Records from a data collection
-.-.-

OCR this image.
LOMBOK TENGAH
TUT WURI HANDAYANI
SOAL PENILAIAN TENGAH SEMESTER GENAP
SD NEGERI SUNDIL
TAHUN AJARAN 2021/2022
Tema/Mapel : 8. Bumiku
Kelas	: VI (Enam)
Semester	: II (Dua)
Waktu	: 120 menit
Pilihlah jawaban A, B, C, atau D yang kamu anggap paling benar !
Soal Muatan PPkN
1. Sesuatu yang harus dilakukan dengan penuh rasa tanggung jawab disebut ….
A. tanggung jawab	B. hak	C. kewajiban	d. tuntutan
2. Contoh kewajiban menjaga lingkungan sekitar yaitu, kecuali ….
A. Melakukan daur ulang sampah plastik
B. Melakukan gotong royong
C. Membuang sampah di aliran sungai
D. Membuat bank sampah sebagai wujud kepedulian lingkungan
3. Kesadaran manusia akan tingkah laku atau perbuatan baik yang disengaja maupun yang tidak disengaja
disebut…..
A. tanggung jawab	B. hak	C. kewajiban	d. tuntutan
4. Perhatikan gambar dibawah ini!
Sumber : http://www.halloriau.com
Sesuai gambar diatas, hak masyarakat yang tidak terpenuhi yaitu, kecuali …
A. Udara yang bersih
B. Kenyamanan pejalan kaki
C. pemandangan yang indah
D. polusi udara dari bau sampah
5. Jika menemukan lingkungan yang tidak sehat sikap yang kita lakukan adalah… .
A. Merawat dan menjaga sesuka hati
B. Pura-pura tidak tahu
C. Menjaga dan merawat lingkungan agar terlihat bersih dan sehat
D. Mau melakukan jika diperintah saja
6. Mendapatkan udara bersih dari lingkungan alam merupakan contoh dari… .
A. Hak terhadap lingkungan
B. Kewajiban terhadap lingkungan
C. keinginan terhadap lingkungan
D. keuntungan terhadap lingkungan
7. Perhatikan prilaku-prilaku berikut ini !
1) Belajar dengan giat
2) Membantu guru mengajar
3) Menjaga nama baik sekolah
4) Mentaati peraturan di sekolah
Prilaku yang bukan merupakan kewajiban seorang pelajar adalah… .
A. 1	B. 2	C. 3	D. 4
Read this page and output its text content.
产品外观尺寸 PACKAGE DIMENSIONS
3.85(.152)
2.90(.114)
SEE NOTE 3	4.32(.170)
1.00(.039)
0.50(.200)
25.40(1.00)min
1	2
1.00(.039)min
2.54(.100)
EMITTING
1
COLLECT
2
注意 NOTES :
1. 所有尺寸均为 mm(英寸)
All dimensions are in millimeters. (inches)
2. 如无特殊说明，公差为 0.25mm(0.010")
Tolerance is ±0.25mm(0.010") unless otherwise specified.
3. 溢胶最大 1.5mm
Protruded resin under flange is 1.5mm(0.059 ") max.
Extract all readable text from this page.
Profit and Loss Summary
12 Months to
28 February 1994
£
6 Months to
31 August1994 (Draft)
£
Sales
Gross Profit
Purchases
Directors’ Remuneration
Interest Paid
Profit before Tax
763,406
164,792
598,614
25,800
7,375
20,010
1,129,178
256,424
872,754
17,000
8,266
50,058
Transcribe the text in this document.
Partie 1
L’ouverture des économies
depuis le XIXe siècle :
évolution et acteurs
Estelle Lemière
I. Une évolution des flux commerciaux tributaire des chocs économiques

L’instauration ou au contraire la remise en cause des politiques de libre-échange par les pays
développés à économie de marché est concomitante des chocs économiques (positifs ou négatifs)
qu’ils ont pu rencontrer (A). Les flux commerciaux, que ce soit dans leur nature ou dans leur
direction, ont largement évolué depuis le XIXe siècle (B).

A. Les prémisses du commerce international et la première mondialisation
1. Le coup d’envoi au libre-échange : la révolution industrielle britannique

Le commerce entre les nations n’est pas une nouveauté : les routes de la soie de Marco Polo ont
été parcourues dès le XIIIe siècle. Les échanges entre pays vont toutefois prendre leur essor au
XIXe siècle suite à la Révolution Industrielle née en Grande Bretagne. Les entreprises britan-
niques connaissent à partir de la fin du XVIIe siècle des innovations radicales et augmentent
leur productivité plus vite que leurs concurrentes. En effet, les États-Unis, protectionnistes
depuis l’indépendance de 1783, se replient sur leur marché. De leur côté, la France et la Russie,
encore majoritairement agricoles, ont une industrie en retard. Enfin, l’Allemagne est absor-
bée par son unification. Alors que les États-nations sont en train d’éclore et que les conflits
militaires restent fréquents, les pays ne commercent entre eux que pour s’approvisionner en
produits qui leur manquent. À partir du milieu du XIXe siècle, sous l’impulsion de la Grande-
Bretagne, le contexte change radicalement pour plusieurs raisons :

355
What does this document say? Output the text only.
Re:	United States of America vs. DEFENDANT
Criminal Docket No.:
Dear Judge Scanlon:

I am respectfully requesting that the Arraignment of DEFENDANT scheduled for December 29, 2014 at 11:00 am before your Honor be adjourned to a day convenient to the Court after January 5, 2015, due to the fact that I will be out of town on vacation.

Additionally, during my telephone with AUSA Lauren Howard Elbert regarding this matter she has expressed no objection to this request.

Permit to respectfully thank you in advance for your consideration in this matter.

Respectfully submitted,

-.-.-

Description of the task
Reproduce each entry above exactly, keeping every word.

Exercise answer
OCR this image.
LOMBOK TENGAH
TUT WURI HANDAYANI
SOAL PENILAIAN TENGAH SEMESTER GENAP
SD NEGERI SUNDIL
TAHUN AJARAN 2021/2022
Tema/Mapel : 8. Bumiku
Kelas	: VI (Enam)
Semester	: II (Dua)
Waktu	: 120 menit
Pilihlah jawaban A, B, C, atau D yang kamu anggap paling benar !
Soal Muatan PPkN
1. Sesuatu yang harus dilakukan dengan penuh rasa tanggung jawab disebut ….
A. tanggung jawab	B. hak	C. kewajiban	d. tuntutan
2. Contoh kewajiban menjaga lingkungan sekitar yaitu, kecuali ….
A. Melakukan daur ulang sampah plastik
B. Melakukan gotong royong
C. Membuang sampah di aliran sungai
D. Membuat bank sampah sebagai wujud kepedulian lingkungan
3. Kesadaran manusia akan tingkah laku atau perbuatan baik yang disengaja maupun yang tidak disengaja
disebut…..
A. tanggung jawab	B. hak	C. kewajiban	d. tuntutan
4. Perhatikan gambar dibawah ini!
Sumber : http://www.halloriau.com
Sesuai gambar diatas, hak masyarakat yang tidak terpenuhi yaitu, kecuali …
A. Udara yang bersih
B. Kenyamanan pejalan kaki
C. pemandangan yang indah
D. polusi udara dari bau sampah
5. Jika menemukan lingkungan yang tidak sehat sikap yang kita lakukan adalah… .
A. Merawat dan menjaga sesuka hati
B. Pura-pura tidak tahu
C. Menjaga dan merawat lingkungan agar terlihat bersih dan sehat
D. Mau melakukan jika diperintah saja
6. Mendapatkan udara bersih dari lingkungan alam merupakan contoh dari… .
A. Hak terhadap lingkungan
B. Kewajiban terhadap lingkungan
C. keinginan terhadap lingkungan
D. keuntungan terhadap lingkungan
7. Perhatikan prilaku-prilaku berikut ini !
1) Belajar dengan giat
2) Membantu guru mengajar
3) Menjaga nama baik sekolah
4) Mentaati peraturan di sekolah
Prilaku yang bukan merupakan kewajiban seorang pelajar adalah… .
A. 1	B. 2	C. 3	D. 4
Read this page and output its text content.
产品外观尺寸 PACKAGE DIMENSIONS
3.85(.152)
2.90(.114)
SEE NOTE 3	4.32(.170)
1.00(.039)
0.50(.200)
25.40(1.00)min
1	2
1.00(.039)min
2.54(.100)
EMITTING
1
COLLECT
2
注意 NOTES :
1. 所有尺寸均为 mm(英寸)
All dimensions are in millimeters. (inches)
2. 如无特殊说明，公差为 0.25mm(0.010")
Tolerance is ±0.25mm(0.010") unless otherwise specified.
3. 溢胶最大 1.5mm
Protruded resin under flange is 1.5mm(0.059 ") max.
Extract all readable text from this page.
Profit and Loss Summary
12 Months to
28 February 1994
£
6 Months to
31 August1994 (Draft)
£
Sales
Gross Profit
Purchases
Directors’ Remuneration
Interest Paid
Profit before Tax
763,406
164,792
598,614
25,800
7,375
20,010
1,129,178
256,424
872,754
17,000
8,266
50,058
Transcribe the text in this document.
Partie 1
L’ouverture des économies
depuis le XIXe siècle :
évolution et acteurs
Estelle Lemière
I. Une évolution des flux commerciaux tributaire des chocs économiques

L’instauration ou au contraire la remise en cause des politiques de libre-échange par les pays
développés à économie de marché est concomitante des chocs économiques (positifs ou négatifs)
qu’ils ont pu rencontrer (A). Les flux commerciaux, que ce soit dans leur nature ou dans leur
direction, ont largement évolué depuis le XIXe siècle (B).

A. Les prémisses du commerce international et la première mondialisation
1. Le coup d’envoi au libre-échange : la révolution industrielle britannique

Le commerce entre les nations n’est pas une nouveauté : les routes de la soie de Marco Polo ont
été parcourues dès le XIIIe siècle. Les échanges entre pays vont toutefois prendre leur essor au
XIXe siècle suite à la Révolution Industrielle née en Grande Bretagne. Les entreprises britan-
niques connaissent à partir de la fin du XVIIe siècle des innovations radicales et augmentent
leur productivité plus vite que leurs concurrentes. En effet, les États-Unis, protectionnistes
depuis l’indépendance de 1783, se replient sur leur marché. De leur côté, la France et la Russie,
encore majoritairement agricoles, ont une industrie en retard. Enfin, l’Allemagne est absor-
bée par son unification. Alors que les États-nations sont en train d’éclore et que les conflits
militaires restent fréquents, les pays ne commercent entre eux que pour s’approvisionner en
produits qui leur manquent. À partir du milieu du XIXe siècle, sous l’impulsion de la Grande-
Bretagne, le contexte change radicalement pour plusieurs raisons :

355
What does this document say? Output the text only.
Re:	United States of America vs. DEFENDANT
Criminal Docket No.:
Dear Judge Scanlon:

I am respectfully requesting that the Arraignment of DEFENDANT scheduled for December 29, 2014 at 11:00 am before your Honor be adjourned to a day convenient to the Court after January 5, 2015, due to the fact that I will be out of town on vacation.

Additionally, during my telephone with AUSA Lauren Howard Elbert regarding this matter she has expressed no objection to this request.

Permit to respectfully thank you in advance for your consideration in this matter.

Respectfully submitted,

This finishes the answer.